--- Begin ---

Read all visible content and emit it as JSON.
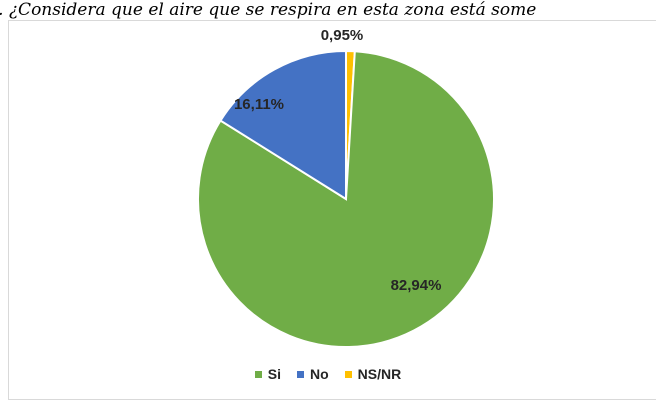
{
  "caption": "a. ¿Considera que el aire que se respira en esta zona está some",
  "chart_data": {
    "type": "pie",
    "categories": [
      "Si",
      "No",
      "NS/NR"
    ],
    "values": [
      82.94,
      16.11,
      0.95
    ],
    "labels": [
      "82,94%",
      "16,11%",
      "0,95%"
    ],
    "colors": [
      "#70ad47",
      "#4472c4",
      "#ffc000"
    ],
    "legend_position": "bottom"
  }
}
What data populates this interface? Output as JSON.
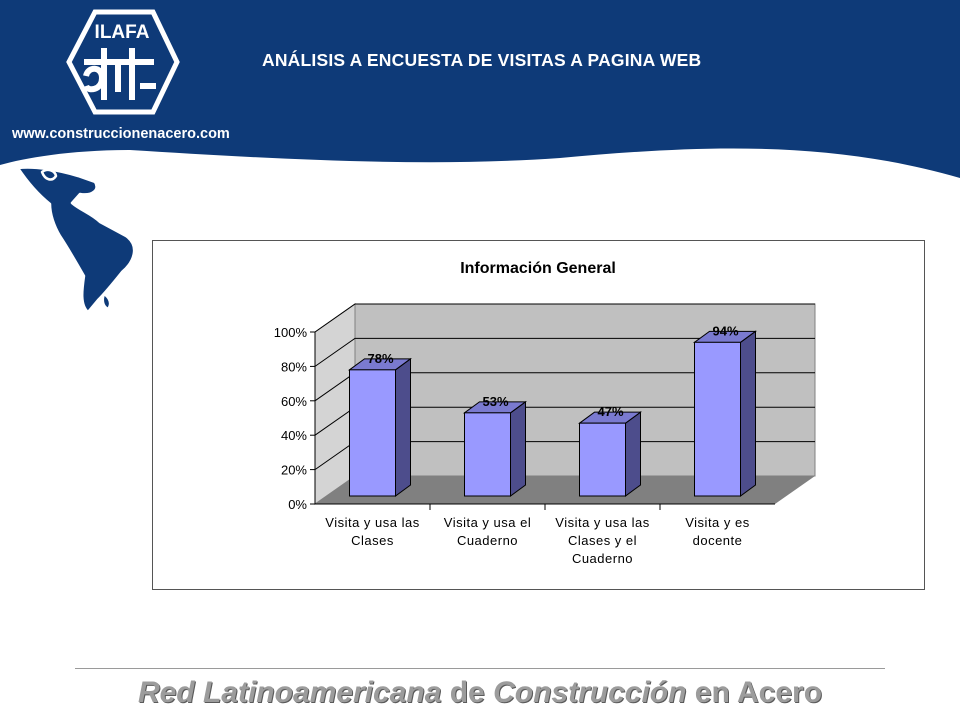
{
  "header": {
    "logo_text": "ILAFA",
    "title": "ANÁLISIS A ENCUESTA DE VISITAS A PAGINA WEB",
    "website": "www.construccionenacero.com"
  },
  "footer": {
    "part1": "Red Latinoamericana",
    "part2": " de ",
    "part3": "Construcción",
    "part4": " en Acero"
  },
  "colors": {
    "header_blue": "#0e3a78",
    "bar_front": "#9999ff",
    "bar_side": "#4d4d8c",
    "wall": "#c0c0c0",
    "floor": "#808080"
  },
  "chart_data": {
    "type": "bar",
    "title": "Información General",
    "categories": [
      [
        "Visita y usa las",
        "Clases"
      ],
      [
        "Visita y usa el",
        "Cuaderno"
      ],
      [
        "Visita y usa las",
        "Clases y el",
        "Cuaderno"
      ],
      [
        "Visita y es",
        "docente"
      ]
    ],
    "values": [
      78,
      53,
      47,
      94
    ],
    "data_labels": [
      "78%",
      "53%",
      "47%",
      "94%"
    ],
    "y_ticks": [
      "0%",
      "20%",
      "40%",
      "60%",
      "80%",
      "100%"
    ],
    "ylim": [
      0,
      100
    ],
    "grid": true,
    "legend": "none"
  }
}
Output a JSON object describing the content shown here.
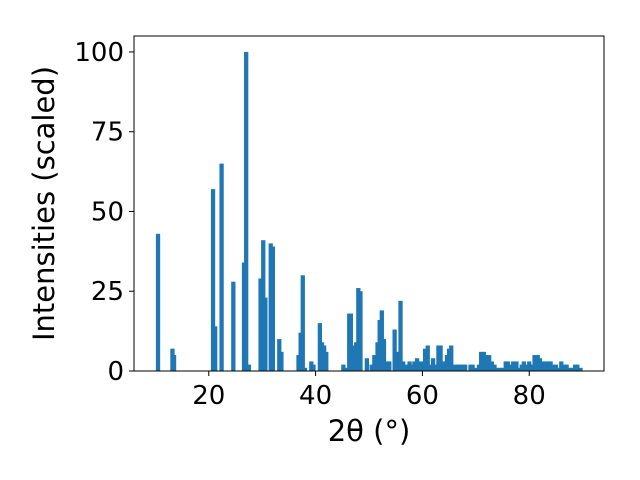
{
  "chart_data": {
    "type": "bar",
    "xlabel": "2θ (°)",
    "ylabel": "Intensities (scaled)",
    "xlim": [
      6,
      94
    ],
    "ylim": [
      0,
      105
    ],
    "xticks": [
      20,
      40,
      60,
      80
    ],
    "yticks": [
      0,
      25,
      50,
      75,
      100
    ],
    "grid": false,
    "bar_color": "#1f77b4",
    "bar_width": 0.8,
    "x": [
      10.5,
      13.2,
      13.5,
      20.8,
      21.2,
      22.4,
      24.6,
      26.6,
      27.0,
      27.5,
      29.7,
      30.2,
      30.6,
      31.6,
      32.0,
      33.2,
      33.6,
      36.8,
      37.2,
      37.6,
      38.0,
      39.2,
      39.6,
      40.8,
      41.2,
      41.6,
      42.0,
      45.2,
      45.6,
      46.3,
      46.6,
      47.0,
      47.6,
      48.0,
      48.4,
      49.6,
      50.5,
      51.0,
      51.6,
      52.0,
      52.4,
      52.8,
      53.4,
      53.8,
      54.8,
      55.4,
      55.9,
      56.4,
      57.0,
      57.6,
      58.0,
      58.5,
      59.0,
      59.4,
      60.0,
      60.5,
      61.0,
      61.4,
      62.0,
      62.6,
      63.0,
      63.4,
      64.0,
      64.6,
      65.0,
      65.4,
      66.0,
      66.6,
      67.0,
      67.6,
      68.0,
      69.0,
      69.4,
      70.0,
      70.6,
      71.0,
      71.5,
      72.0,
      72.5,
      73.0,
      73.5,
      74.0,
      74.6,
      75.0,
      75.6,
      76.0,
      76.6,
      77.0,
      77.6,
      78.0,
      78.6,
      79.0,
      79.6,
      80.0,
      80.6,
      81.0,
      81.6,
      82.0,
      82.6,
      83.0,
      83.6,
      84.0,
      84.6,
      85.0,
      85.6,
      86.0,
      86.6,
      87.0,
      87.6,
      88.0,
      88.6,
      89.0,
      89.6
    ],
    "values": [
      43,
      7,
      5,
      57,
      14,
      65,
      28,
      34,
      100,
      2,
      29,
      41,
      23,
      40,
      39,
      10,
      6,
      5,
      12,
      30,
      1,
      3,
      2,
      15,
      9,
      8,
      6,
      2,
      1,
      18,
      18,
      8,
      9,
      26,
      25,
      4,
      2,
      5,
      9,
      16,
      19,
      10,
      3,
      3,
      13,
      6,
      22,
      3,
      2,
      3,
      2,
      3,
      4,
      3,
      3,
      7,
      8,
      2,
      4,
      2,
      8,
      8,
      3,
      5,
      7,
      8,
      2,
      2,
      2,
      2,
      2,
      2,
      2,
      1,
      2,
      6,
      6,
      5,
      5,
      3,
      2,
      1,
      1,
      1,
      3,
      3,
      2,
      3,
      3,
      1,
      2,
      3,
      2,
      3,
      2,
      5,
      5,
      4,
      3,
      3,
      3,
      3,
      2,
      2,
      1,
      3,
      2,
      2,
      1,
      1,
      2,
      2,
      1
    ]
  }
}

--- End ---

:: What to work on ::
Return each line of the data, keeping its wording exact and omitting pictures.

:: Task answer ::
Read all visible content and emit it as JSON.
{
  "caption": "a. ¿Considera que el aire que se respira en esta zona está some",
  "chart_data": {
    "type": "pie",
    "categories": [
      "Si",
      "No",
      "NS/NR"
    ],
    "values": [
      82.94,
      16.11,
      0.95
    ],
    "labels": [
      "82,94%",
      "16,11%",
      "0,95%"
    ],
    "colors": [
      "#70ad47",
      "#4472c4",
      "#ffc000"
    ],
    "legend_position": "bottom"
  }
}
What data populates this interface? Output as JSON.
{
  "header": {
    "logo_text": "ILAFA",
    "title": "ANÁLISIS A ENCUESTA DE VISITAS A PAGINA WEB",
    "website": "www.construccionenacero.com"
  },
  "footer": {
    "part1": "Red Latinoamericana",
    "part2": " de ",
    "part3": "Construcción",
    "part4": " en Acero"
  },
  "colors": {
    "header_blue": "#0e3a78",
    "bar_front": "#9999ff",
    "bar_side": "#4d4d8c",
    "wall": "#c0c0c0",
    "floor": "#808080"
  },
  "chart_data": {
    "type": "bar",
    "title": "Información General",
    "categories": [
      [
        "Visita y usa las",
        "Clases"
      ],
      [
        "Visita y usa el",
        "Cuaderno"
      ],
      [
        "Visita y usa las",
        "Clases y el",
        "Cuaderno"
      ],
      [
        "Visita y es",
        "docente"
      ]
    ],
    "values": [
      78,
      53,
      47,
      94
    ],
    "data_labels": [
      "78%",
      "53%",
      "47%",
      "94%"
    ],
    "y_ticks": [
      "0%",
      "20%",
      "40%",
      "60%",
      "80%",
      "100%"
    ],
    "ylim": [
      0,
      100
    ],
    "grid": true,
    "legend": "none"
  }
}
Output a JSON object describing the content shown here.
{
  "chart_data": {
    "type": "bar",
    "xlabel": "2θ (°)",
    "ylabel": "Intensities (scaled)",
    "xlim": [
      6,
      94
    ],
    "ylim": [
      0,
      105
    ],
    "xticks": [
      20,
      40,
      60,
      80
    ],
    "yticks": [
      0,
      25,
      50,
      75,
      100
    ],
    "grid": false,
    "bar_color": "#1f77b4",
    "bar_width": 0.8,
    "x": [
      10.5,
      13.2,
      13.5,
      20.8,
      21.2,
      22.4,
      24.6,
      26.6,
      27.0,
      27.5,
      29.7,
      30.2,
      30.6,
      31.6,
      32.0,
      33.2,
      33.6,
      36.8,
      37.2,
      37.6,
      38.0,
      39.2,
      39.6,
      40.8,
      41.2,
      41.6,
      42.0,
      45.2,
      45.6,
      46.3,
      46.6,
      47.0,
      47.6,
      48.0,
      48.4,
      49.6,
      50.5,
      51.0,
      51.6,
      52.0,
      52.4,
      52.8,
      53.4,
      53.8,
      54.8,
      55.4,
      55.9,
      56.4,
      57.0,
      57.6,
      58.0,
      58.5,
      59.0,
      59.4,
      60.0,
      60.5,
      61.0,
      61.4,
      62.0,
      62.6,
      63.0,
      63.4,
      64.0,
      64.6,
      65.0,
      65.4,
      66.0,
      66.6,
      67.0,
      67.6,
      68.0,
      69.0,
      69.4,
      70.0,
      70.6,
      71.0,
      71.5,
      72.0,
      72.5,
      73.0,
      73.5,
      74.0,
      74.6,
      75.0,
      75.6,
      76.0,
      76.6,
      77.0,
      77.6,
      78.0,
      78.6,
      79.0,
      79.6,
      80.0,
      80.6,
      81.0,
      81.6,
      82.0,
      82.6,
      83.0,
      83.6,
      84.0,
      84.6,
      85.0,
      85.6,
      86.0,
      86.6,
      87.0,
      87.6,
      88.0,
      88.6,
      89.0,
      89.6
    ],
    "values": [
      43,
      7,
      5,
      57,
      14,
      65,
      28,
      34,
      100,
      2,
      29,
      41,
      23,
      40,
      39,
      10,
      6,
      5,
      12,
      30,
      1,
      3,
      2,
      15,
      9,
      8,
      6,
      2,
      1,
      18,
      18,
      8,
      9,
      26,
      25,
      4,
      2,
      5,
      9,
      16,
      19,
      10,
      3,
      3,
      13,
      6,
      22,
      3,
      2,
      3,
      2,
      3,
      4,
      3,
      3,
      7,
      8,
      2,
      4,
      2,
      8,
      8,
      3,
      5,
      7,
      8,
      2,
      2,
      2,
      2,
      2,
      2,
      2,
      1,
      2,
      6,
      6,
      5,
      5,
      3,
      2,
      1,
      1,
      1,
      3,
      3,
      2,
      3,
      3,
      1,
      2,
      3,
      2,
      3,
      2,
      5,
      5,
      4,
      3,
      3,
      3,
      3,
      2,
      2,
      1,
      3,
      2,
      2,
      1,
      1,
      2,
      2,
      1
    ]
  }
}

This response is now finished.